Count the lines below that contain the word "市场竞争格局", and give only that number.
________________
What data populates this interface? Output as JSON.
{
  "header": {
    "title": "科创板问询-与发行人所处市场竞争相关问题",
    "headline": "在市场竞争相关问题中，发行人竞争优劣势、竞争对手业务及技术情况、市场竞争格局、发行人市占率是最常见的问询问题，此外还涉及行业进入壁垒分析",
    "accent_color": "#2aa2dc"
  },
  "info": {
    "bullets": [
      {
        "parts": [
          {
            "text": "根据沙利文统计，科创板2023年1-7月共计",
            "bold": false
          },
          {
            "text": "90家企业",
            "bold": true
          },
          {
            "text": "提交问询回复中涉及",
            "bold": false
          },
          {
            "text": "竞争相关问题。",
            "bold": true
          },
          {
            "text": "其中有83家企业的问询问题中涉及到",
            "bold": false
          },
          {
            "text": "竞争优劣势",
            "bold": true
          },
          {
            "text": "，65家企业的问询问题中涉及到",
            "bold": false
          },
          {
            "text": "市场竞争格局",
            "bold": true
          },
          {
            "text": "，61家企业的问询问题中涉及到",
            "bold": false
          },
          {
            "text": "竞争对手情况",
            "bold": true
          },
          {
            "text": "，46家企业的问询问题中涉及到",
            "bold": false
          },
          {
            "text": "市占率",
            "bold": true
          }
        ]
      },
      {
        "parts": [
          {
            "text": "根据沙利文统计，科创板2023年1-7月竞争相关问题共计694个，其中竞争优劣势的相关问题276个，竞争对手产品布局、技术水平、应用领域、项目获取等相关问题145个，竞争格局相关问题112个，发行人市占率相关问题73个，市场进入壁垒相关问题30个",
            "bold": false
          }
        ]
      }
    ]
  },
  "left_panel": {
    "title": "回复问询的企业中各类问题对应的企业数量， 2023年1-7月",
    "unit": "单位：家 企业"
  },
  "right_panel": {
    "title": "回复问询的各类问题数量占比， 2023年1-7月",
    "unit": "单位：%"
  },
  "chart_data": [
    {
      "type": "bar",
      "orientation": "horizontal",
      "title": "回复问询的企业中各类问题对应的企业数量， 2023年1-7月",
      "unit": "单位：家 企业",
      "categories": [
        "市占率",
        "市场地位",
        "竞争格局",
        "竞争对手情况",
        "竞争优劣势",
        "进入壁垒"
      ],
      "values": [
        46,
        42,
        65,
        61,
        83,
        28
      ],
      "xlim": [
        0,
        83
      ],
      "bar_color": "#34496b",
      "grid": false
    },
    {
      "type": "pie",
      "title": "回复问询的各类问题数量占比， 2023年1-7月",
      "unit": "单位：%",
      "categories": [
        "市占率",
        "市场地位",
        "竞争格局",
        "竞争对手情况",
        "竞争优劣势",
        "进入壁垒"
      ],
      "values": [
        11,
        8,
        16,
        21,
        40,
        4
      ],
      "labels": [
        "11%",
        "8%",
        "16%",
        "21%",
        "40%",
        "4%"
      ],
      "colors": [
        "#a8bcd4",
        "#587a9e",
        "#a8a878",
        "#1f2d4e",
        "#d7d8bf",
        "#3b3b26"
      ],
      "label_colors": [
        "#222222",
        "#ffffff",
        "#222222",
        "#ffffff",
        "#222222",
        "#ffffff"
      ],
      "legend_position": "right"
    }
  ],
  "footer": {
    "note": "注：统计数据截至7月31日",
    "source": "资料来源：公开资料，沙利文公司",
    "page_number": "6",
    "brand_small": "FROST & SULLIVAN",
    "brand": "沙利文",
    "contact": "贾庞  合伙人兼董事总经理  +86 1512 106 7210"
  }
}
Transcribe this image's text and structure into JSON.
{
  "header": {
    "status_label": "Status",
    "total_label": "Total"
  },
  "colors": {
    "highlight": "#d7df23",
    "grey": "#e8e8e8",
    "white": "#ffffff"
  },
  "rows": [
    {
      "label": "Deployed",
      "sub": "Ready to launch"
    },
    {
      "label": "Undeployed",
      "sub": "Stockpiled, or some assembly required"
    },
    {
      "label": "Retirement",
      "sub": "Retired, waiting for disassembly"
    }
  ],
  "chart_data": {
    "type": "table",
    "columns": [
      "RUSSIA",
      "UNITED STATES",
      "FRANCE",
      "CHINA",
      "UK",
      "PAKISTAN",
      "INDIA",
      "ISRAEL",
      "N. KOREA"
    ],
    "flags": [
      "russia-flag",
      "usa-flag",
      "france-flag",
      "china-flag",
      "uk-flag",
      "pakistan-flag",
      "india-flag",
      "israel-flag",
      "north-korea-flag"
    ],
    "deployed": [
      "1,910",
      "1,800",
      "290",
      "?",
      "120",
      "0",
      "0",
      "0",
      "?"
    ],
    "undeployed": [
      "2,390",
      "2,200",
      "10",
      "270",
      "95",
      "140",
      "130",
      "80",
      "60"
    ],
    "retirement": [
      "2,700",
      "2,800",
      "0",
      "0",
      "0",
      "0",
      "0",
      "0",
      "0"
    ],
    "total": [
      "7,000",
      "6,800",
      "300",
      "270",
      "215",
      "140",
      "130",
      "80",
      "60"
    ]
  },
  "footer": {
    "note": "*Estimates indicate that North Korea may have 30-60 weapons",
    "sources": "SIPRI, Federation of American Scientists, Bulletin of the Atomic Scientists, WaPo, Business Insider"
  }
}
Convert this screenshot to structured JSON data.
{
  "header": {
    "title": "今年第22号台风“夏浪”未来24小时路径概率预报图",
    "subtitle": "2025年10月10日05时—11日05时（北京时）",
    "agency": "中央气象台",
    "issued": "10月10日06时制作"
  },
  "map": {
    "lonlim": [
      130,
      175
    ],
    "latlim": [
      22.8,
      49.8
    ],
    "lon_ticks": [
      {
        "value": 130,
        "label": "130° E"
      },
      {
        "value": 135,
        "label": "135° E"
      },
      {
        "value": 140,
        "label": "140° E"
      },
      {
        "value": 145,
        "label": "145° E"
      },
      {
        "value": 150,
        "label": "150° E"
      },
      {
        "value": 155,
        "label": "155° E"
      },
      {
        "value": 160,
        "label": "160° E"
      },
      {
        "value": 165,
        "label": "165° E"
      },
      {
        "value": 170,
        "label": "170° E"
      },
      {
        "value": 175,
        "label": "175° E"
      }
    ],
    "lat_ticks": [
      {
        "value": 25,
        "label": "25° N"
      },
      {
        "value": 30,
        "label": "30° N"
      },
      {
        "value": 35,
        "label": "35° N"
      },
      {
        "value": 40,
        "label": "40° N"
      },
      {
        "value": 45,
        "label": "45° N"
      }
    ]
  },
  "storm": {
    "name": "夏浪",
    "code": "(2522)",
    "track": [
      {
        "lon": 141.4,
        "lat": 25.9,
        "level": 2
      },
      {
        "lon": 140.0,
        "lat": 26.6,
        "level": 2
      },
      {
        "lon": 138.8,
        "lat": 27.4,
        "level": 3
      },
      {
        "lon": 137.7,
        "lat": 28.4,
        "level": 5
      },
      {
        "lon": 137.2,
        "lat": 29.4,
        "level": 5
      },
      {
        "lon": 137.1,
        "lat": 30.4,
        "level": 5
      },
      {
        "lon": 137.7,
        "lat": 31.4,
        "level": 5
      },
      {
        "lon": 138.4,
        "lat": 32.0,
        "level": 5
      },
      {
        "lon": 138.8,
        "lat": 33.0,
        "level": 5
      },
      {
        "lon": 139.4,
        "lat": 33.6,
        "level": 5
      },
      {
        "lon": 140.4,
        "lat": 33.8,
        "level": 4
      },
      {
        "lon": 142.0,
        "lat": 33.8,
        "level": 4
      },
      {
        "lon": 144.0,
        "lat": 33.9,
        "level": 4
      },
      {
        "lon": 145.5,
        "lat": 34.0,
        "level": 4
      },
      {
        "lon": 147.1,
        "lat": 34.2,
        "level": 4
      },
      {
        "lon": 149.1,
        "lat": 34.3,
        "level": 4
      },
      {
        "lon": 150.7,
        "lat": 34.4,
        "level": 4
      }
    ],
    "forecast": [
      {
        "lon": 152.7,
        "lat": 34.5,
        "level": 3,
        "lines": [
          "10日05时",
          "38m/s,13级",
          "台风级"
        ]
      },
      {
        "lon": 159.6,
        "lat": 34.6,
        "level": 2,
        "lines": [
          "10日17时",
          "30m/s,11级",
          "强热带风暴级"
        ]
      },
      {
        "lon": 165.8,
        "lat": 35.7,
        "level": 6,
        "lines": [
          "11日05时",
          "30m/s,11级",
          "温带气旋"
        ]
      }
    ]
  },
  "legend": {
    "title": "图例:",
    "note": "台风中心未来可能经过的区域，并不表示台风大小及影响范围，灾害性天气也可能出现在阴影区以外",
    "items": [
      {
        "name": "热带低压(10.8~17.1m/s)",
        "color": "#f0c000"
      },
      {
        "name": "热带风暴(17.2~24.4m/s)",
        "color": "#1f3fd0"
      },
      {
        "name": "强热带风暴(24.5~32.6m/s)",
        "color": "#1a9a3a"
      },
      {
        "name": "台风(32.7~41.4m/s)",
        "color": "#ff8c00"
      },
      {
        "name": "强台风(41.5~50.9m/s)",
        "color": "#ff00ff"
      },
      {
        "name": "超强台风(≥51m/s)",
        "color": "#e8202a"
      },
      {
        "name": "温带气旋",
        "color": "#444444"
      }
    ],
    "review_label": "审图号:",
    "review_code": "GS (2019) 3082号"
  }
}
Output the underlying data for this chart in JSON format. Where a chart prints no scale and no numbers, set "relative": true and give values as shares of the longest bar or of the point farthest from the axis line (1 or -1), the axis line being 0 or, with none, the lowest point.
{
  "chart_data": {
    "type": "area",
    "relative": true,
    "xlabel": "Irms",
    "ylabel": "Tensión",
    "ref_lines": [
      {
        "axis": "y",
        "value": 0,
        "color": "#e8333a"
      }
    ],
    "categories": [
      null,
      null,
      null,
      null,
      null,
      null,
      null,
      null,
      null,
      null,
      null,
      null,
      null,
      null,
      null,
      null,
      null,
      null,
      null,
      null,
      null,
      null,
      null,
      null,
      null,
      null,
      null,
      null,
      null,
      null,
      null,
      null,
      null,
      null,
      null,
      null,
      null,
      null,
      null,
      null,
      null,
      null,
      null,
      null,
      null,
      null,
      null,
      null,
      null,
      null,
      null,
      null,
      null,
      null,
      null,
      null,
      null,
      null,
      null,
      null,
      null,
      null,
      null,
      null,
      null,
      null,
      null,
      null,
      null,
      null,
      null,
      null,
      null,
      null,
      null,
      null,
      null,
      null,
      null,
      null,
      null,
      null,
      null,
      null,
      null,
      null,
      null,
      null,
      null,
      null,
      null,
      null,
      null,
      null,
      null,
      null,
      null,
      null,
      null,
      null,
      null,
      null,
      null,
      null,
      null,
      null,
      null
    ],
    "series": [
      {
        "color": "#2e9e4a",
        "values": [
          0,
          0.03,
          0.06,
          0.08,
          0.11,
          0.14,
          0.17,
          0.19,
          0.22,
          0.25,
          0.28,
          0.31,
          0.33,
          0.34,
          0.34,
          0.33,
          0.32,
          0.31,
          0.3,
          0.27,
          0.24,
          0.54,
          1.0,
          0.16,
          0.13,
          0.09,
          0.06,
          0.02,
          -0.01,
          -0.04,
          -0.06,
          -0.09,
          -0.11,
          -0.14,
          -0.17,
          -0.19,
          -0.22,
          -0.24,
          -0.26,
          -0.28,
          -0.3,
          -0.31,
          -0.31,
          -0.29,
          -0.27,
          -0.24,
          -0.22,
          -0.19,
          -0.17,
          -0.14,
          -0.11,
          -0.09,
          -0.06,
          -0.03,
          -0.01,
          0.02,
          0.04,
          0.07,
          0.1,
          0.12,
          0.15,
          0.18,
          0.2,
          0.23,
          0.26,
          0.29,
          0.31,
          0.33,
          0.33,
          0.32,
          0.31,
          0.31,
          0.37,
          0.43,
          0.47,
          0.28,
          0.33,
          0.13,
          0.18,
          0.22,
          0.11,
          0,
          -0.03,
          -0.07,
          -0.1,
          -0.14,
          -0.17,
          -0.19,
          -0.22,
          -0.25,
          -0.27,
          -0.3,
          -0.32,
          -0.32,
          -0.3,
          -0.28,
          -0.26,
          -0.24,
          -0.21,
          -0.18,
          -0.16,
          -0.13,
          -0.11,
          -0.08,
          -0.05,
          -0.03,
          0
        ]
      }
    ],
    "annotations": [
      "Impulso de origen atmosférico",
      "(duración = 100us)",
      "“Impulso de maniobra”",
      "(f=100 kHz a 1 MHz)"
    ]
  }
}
________________
The response ->
2